__TASK STATEMENT__:
The lines to extract start at the one containing "Convert this document image to plain text." and end with the last line; give them exactly and nothing more.

__RECORDS PROVIDED__:

━━━━━━━━

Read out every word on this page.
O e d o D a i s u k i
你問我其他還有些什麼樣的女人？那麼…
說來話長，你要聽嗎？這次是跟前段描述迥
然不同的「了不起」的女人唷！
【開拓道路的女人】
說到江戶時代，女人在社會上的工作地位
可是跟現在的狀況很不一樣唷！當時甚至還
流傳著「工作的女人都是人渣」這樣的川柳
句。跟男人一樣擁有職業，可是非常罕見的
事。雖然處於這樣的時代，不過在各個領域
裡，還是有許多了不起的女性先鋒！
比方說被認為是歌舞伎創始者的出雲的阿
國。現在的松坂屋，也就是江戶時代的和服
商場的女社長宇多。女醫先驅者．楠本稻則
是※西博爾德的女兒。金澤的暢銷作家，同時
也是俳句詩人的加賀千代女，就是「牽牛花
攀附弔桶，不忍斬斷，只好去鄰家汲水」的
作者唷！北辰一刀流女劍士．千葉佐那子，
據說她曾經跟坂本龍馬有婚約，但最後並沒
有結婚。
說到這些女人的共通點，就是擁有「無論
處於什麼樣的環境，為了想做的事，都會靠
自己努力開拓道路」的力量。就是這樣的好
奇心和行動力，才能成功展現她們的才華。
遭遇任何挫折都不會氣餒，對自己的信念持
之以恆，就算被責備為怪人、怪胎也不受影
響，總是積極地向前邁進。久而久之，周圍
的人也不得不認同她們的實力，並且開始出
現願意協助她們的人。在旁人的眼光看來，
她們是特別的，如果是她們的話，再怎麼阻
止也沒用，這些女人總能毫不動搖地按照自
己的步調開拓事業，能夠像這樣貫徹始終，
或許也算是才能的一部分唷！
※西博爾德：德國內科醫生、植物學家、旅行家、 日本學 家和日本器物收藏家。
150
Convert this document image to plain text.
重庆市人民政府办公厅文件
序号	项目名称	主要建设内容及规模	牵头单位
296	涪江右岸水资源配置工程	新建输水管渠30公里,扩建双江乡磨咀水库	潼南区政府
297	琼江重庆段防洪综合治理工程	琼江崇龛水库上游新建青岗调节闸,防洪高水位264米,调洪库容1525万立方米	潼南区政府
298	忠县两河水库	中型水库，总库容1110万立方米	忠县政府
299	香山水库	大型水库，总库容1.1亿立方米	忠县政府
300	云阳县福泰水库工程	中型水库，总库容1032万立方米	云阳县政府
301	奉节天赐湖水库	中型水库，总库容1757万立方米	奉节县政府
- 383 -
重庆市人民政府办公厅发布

━━━━━━━━

__WRITTEN ANSWER__:
Convert this document image to plain text.
重庆市人民政府办公厅文件
序号	项目名称	主要建设内容及规模	牵头单位
296	涪江右岸水资源配置工程	新建输水管渠30公里,扩建双江乡磨咀水库	潼南区政府
297	琼江重庆段防洪综合治理工程	琼江崇龛水库上游新建青岗调节闸,防洪高水位264米,调洪库容1525万立方米	潼南区政府
298	忠县两河水库	中型水库，总库容1110万立方米	忠县政府
299	香山水库	大型水库，总库容1.1亿立方米	忠县政府
300	云阳县福泰水库工程	中型水库，总库容1032万立方米	云阳县政府
301	奉节天赐湖水库	中型水库，总库容1757万立方米	奉节县政府
- 383 -
重庆市人民政府办公厅发布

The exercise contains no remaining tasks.